[What this task involves]
Copy each line exactly. Leave nothing out.

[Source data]
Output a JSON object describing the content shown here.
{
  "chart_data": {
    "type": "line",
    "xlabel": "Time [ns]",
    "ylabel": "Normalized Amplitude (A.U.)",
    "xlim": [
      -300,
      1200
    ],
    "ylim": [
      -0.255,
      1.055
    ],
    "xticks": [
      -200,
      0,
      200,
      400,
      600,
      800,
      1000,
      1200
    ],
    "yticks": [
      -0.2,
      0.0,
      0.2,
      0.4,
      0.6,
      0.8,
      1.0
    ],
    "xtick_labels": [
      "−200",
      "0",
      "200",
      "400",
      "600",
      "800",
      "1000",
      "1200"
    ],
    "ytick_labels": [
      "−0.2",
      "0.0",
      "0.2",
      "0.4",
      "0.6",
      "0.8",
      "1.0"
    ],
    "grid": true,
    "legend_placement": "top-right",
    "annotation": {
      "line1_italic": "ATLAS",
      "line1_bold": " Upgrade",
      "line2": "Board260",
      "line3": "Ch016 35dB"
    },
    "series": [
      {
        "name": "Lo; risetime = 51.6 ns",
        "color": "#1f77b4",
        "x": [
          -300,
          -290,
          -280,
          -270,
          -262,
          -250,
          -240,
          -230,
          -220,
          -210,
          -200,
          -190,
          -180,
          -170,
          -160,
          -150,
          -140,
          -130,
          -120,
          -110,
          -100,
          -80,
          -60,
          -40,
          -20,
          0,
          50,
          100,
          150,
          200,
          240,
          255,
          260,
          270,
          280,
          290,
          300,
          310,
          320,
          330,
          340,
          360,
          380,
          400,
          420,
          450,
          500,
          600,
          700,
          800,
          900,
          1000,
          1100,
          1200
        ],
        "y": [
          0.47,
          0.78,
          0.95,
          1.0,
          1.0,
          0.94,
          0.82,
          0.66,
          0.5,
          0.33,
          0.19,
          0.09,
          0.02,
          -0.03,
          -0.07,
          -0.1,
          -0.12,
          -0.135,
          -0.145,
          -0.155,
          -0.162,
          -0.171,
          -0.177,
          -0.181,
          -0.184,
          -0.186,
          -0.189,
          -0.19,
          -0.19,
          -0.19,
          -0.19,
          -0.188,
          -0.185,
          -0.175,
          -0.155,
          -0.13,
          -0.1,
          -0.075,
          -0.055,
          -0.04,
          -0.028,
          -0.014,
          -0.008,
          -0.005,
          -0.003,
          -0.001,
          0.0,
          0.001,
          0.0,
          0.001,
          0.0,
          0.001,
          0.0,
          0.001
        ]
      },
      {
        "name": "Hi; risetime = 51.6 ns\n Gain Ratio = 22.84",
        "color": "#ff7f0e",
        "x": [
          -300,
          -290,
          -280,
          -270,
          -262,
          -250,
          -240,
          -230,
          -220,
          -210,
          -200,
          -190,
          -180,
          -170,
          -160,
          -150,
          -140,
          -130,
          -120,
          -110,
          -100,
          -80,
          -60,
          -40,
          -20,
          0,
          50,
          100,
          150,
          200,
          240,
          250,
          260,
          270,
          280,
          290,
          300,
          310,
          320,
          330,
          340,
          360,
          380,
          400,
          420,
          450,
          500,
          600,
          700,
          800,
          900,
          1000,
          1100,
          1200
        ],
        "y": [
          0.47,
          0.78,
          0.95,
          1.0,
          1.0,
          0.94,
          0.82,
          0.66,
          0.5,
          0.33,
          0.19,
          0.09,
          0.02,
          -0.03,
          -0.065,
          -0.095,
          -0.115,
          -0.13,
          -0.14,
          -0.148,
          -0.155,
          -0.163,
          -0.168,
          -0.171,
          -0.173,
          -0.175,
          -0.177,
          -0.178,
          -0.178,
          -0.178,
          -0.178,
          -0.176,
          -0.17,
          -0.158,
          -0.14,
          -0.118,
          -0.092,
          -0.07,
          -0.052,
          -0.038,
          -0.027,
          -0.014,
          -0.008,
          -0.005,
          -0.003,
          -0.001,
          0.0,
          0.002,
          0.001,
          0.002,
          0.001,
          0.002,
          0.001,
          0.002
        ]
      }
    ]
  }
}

[Result of this exercise]
Output a JSON object describing the content shown here.
{
  "chart_data": {
    "type": "line",
    "xlabel": "Time [ns]",
    "ylabel": "Normalized Amplitude (A.U.)",
    "xlim": [
      -300,
      1200
    ],
    "ylim": [
      -0.255,
      1.055
    ],
    "xticks": [
      -200,
      0,
      200,
      400,
      600,
      800,
      1000,
      1200
    ],
    "yticks": [
      -0.2,
      0.0,
      0.2,
      0.4,
      0.6,
      0.8,
      1.0
    ],
    "xtick_labels": [
      "−200",
      "0",
      "200",
      "400",
      "600",
      "800",
      "1000",
      "1200"
    ],
    "ytick_labels": [
      "−0.2",
      "0.0",
      "0.2",
      "0.4",
      "0.6",
      "0.8",
      "1.0"
    ],
    "grid": true,
    "legend_placement": "top-right",
    "annotation": {
      "line1_italic": "ATLAS",
      "line1_bold": " Upgrade",
      "line2": "Board260",
      "line3": "Ch016 35dB"
    },
    "series": [
      {
        "name": "Lo; risetime = 51.6 ns",
        "color": "#1f77b4",
        "x": [
          -300,
          -290,
          -280,
          -270,
          -262,
          -250,
          -240,
          -230,
          -220,
          -210,
          -200,
          -190,
          -180,
          -170,
          -160,
          -150,
          -140,
          -130,
          -120,
          -110,
          -100,
          -80,
          -60,
          -40,
          -20,
          0,
          50,
          100,
          150,
          200,
          240,
          255,
          260,
          270,
          280,
          290,
          300,
          310,
          320,
          330,
          340,
          360,
          380,
          400,
          420,
          450,
          500,
          600,
          700,
          800,
          900,
          1000,
          1100,
          1200
        ],
        "y": [
          0.47,
          0.78,
          0.95,
          1.0,
          1.0,
          0.94,
          0.82,
          0.66,
          0.5,
          0.33,
          0.19,
          0.09,
          0.02,
          -0.03,
          -0.07,
          -0.1,
          -0.12,
          -0.135,
          -0.145,
          -0.155,
          -0.162,
          -0.171,
          -0.177,
          -0.181,
          -0.184,
          -0.186,
          -0.189,
          -0.19,
          -0.19,
          -0.19,
          -0.19,
          -0.188,
          -0.185,
          -0.175,
          -0.155,
          -0.13,
          -0.1,
          -0.075,
          -0.055,
          -0.04,
          -0.028,
          -0.014,
          -0.008,
          -0.005,
          -0.003,
          -0.001,
          0.0,
          0.001,
          0.0,
          0.001,
          0.0,
          0.001,
          0.0,
          0.001
        ]
      },
      {
        "name": "Hi; risetime = 51.6 ns\n Gain Ratio = 22.84",
        "color": "#ff7f0e",
        "x": [
          -300,
          -290,
          -280,
          -270,
          -262,
          -250,
          -240,
          -230,
          -220,
          -210,
          -200,
          -190,
          -180,
          -170,
          -160,
          -150,
          -140,
          -130,
          -120,
          -110,
          -100,
          -80,
          -60,
          -40,
          -20,
          0,
          50,
          100,
          150,
          200,
          240,
          250,
          260,
          270,
          280,
          290,
          300,
          310,
          320,
          330,
          340,
          360,
          380,
          400,
          420,
          450,
          500,
          600,
          700,
          800,
          900,
          1000,
          1100,
          1200
        ],
        "y": [
          0.47,
          0.78,
          0.95,
          1.0,
          1.0,
          0.94,
          0.82,
          0.66,
          0.5,
          0.33,
          0.19,
          0.09,
          0.02,
          -0.03,
          -0.065,
          -0.095,
          -0.115,
          -0.13,
          -0.14,
          -0.148,
          -0.155,
          -0.163,
          -0.168,
          -0.171,
          -0.173,
          -0.175,
          -0.177,
          -0.178,
          -0.178,
          -0.178,
          -0.178,
          -0.176,
          -0.17,
          -0.158,
          -0.14,
          -0.118,
          -0.092,
          -0.07,
          -0.052,
          -0.038,
          -0.027,
          -0.014,
          -0.008,
          -0.005,
          -0.003,
          -0.001,
          0.0,
          0.002,
          0.001,
          0.002,
          0.001,
          0.002,
          0.001,
          0.002
        ]
      }
    ]
  }
}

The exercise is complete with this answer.